▶ [Exercise requirements]
In the entries that follow, count each line containing "never" and state the total, nothing more.

▶ [Provided data]
^^^^^^^^

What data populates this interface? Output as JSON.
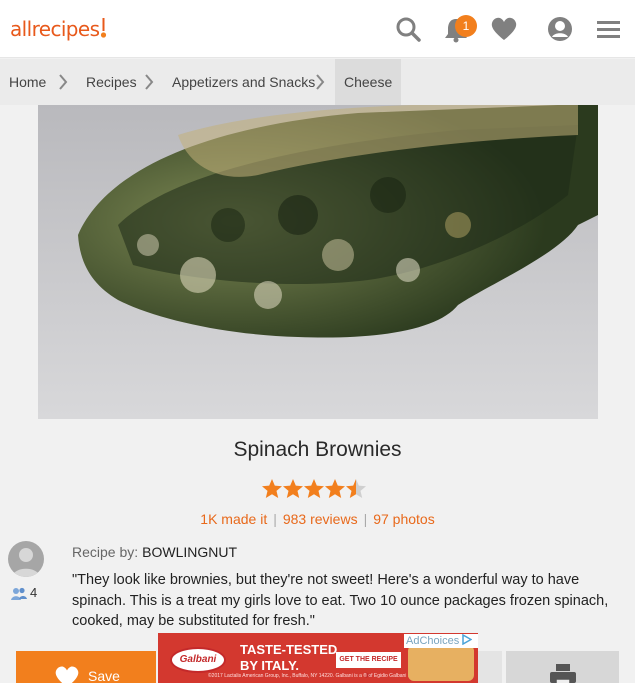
{
  "header": {
    "logo_text": "allrecipes",
    "notification_count": "1",
    "icons": [
      "search-icon",
      "bell-icon",
      "heart-icon",
      "user-icon",
      "menu-icon"
    ],
    "brand_color": "#e8591b",
    "accent_color": "#f27f1d"
  },
  "breadcrumb": {
    "items": [
      "Home",
      "Recipes",
      "Appetizers and Snacks",
      "Cheese"
    ]
  },
  "recipe": {
    "title": "Spinach Brownies",
    "rating": 4.5,
    "made_it": "1K made it",
    "reviews": "983 reviews",
    "photos": "97 photos",
    "separator": "|",
    "recipe_by_label": "Recipe by:",
    "author": "BOWLINGNUT",
    "followers": "4",
    "description": "\"They look like brownies, but they're not sweet! Here's a wonderful way to have spinach. This is a treat my girls love to eat. Two 10 ounce packages frozen spinach, cooked, may be substituted for fresh.\""
  },
  "actions": {
    "save_label": "Save"
  },
  "ad": {
    "brand": "Galbani",
    "headline_line1": "TASTE-TESTED",
    "headline_line2": "BY ITALY.",
    "cta": "GET THE RECIPE ▶",
    "adchoices": "AdChoices",
    "fine_print": "©2017 Lactalis American Group, Inc., Buffalo, NY 14220. Galbani is a ® of Egidio Galbani S.r.l."
  }
}
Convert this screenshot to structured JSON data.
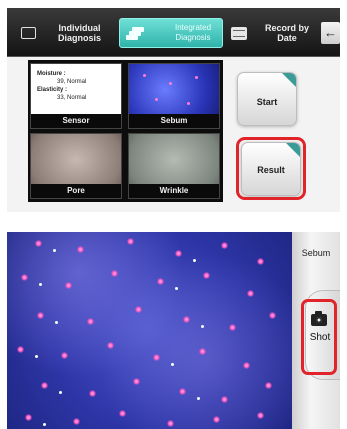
{
  "top_screen": {
    "tabs": [
      {
        "label": "Individual Diagnosis",
        "icon": "square-icon",
        "active": false
      },
      {
        "label": "Integrated Diagnosis",
        "icon": "stack-icon",
        "active": true
      },
      {
        "label": "Record by Date",
        "icon": "records-icon",
        "active": false
      }
    ],
    "back_label": "←",
    "tiles": {
      "sensor": {
        "label": "Sensor",
        "moisture_label": "Moisture :",
        "moisture_value": "39, Normal",
        "elasticity_label": "Elasticity :",
        "elasticity_value": "33, Normal"
      },
      "sebum": {
        "label": "Sebum"
      },
      "pore": {
        "label": "Pore"
      },
      "wrinkle": {
        "label": "Wrinkle"
      }
    },
    "start_label": "Start",
    "result_label": "Result"
  },
  "bottom_screen": {
    "mode_label": "Sebum",
    "shot_label": "Shot"
  },
  "colors": {
    "highlight": "#e0242a",
    "accent": "#2fb3aa",
    "sebum_view": "#2e36a8"
  }
}
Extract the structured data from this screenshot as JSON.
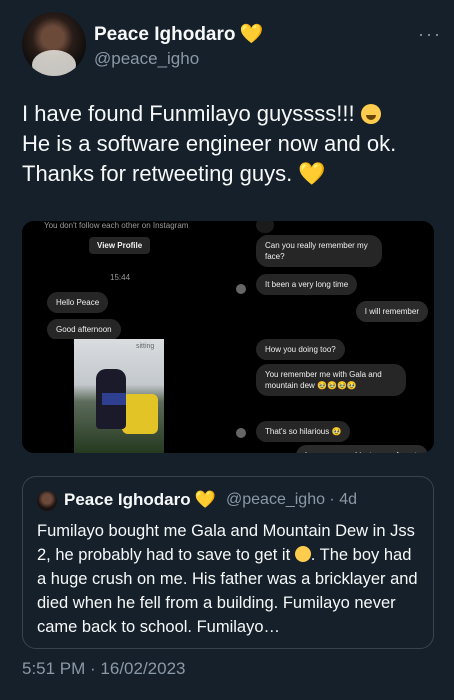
{
  "author": {
    "name": "Peace Ighodaro",
    "heart": "💛",
    "handle": "@peace_igho",
    "more": "···"
  },
  "tweet": {
    "line1": "I have found Funmilayo guyssss!!!",
    "line2": "He is a software engineer now and ok.",
    "line3": "Thanks for retweeting guys.",
    "heart": "💛"
  },
  "media": {
    "panel1": {
      "note": "You don't follow each other on Instagram",
      "button": "View Profile",
      "time": "15:44",
      "msg1": "Hello Peace",
      "msg2": "Good afternoon"
    },
    "panel2": {
      "msg1": "Can you really remember my",
      "msg1b": "face?",
      "msg2": "It been a very long time",
      "msg3": "I will remember"
    },
    "panel3": {
      "sign": "sitting"
    },
    "panel4": {
      "msg1": "How you doing too?",
      "msg2": "You remember me with Gala and",
      "msg2b": "mountain dew 🥹🥹🥹🥹",
      "msg3": "That's so hilarious 🥹",
      "msg4": "I am so sorry. I just never forgot."
    }
  },
  "quote": {
    "name": "Peace Ighodaro",
    "heart": "💛",
    "handle_date": "@peace_igho · 4d",
    "text": "Fumilayo bought me Gala and Mountain Dew in Jss 2, he probably had to save to get it",
    "text2": ". The boy had a huge crush on me. His father was a bricklayer and died when he fell from a building. Fumilayo never came back to school. Fumilayo…"
  },
  "footer": {
    "timestamp": "5:51 PM · 16/02/2023"
  }
}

^^^^^^^^

▶ [Result of this exercise]
2